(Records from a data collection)
** BEGIN **

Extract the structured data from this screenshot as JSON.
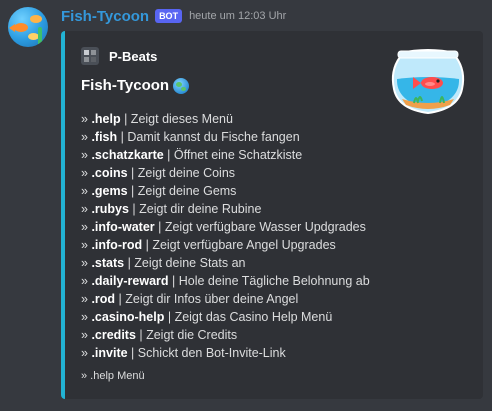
{
  "message": {
    "username": "Fish-Tycoon",
    "bot_tag": "BOT",
    "timestamp": "heute um 12:03 Uhr"
  },
  "embed": {
    "accent_color": "#22b3d4",
    "author": {
      "name": "P-Beats",
      "icon": "cube-icon"
    },
    "title": "Fish-Tycoon",
    "title_icon": "globe-icon",
    "thumbnail_icon": "fishbowl-icon",
    "commands": [
      {
        "prefix": "» ",
        "name": ".help",
        "desc": " | Zeigt dieses Menü"
      },
      {
        "prefix": "» ",
        "name": ".fish",
        "desc": " | Damit kannst du Fische fangen"
      },
      {
        "prefix": "» ",
        "name": ".schatzkarte",
        "desc": " | Öffnet eine Schatzkiste"
      },
      {
        "prefix": "» ",
        "name": ".coins",
        "desc": " | Zeigt deine Coins"
      },
      {
        "prefix": "» ",
        "name": ".gems",
        "desc": " | Zeigt deine Gems"
      },
      {
        "prefix": "» ",
        "name": ".rubys",
        "desc": " | Zeigt dir deine Rubine"
      },
      {
        "prefix": "» ",
        "name": ".info-water",
        "desc": " | Zeigt verfügbare Wasser Updgrades"
      },
      {
        "prefix": "» ",
        "name": ".info-rod",
        "desc": " | Zeigt verfügbare Angel Upgrades"
      },
      {
        "prefix": "» ",
        "name": ".stats",
        "desc": " | Zeigt deine Stats an"
      },
      {
        "prefix": "» ",
        "name": ".daily-reward",
        "desc": " | Hole deine Tägliche Belohnung ab"
      },
      {
        "prefix": "» ",
        "name": ".rod",
        "desc": " | Zeigt dir Infos über deine Angel"
      },
      {
        "prefix": "» ",
        "name": ".casino-help",
        "desc": " | Zeigt das Casino Help Menü"
      },
      {
        "prefix": "» ",
        "name": ".credits",
        "desc": " | Zeigt die Credits"
      },
      {
        "prefix": "» ",
        "name": ".invite",
        "desc": " | Schickt den Bot-Invite-Link"
      }
    ],
    "footer": "» .help Menü"
  }
}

** END **

## Goal
What is the number of lines containing "Menü"? Give that number only.

## Exercise result
3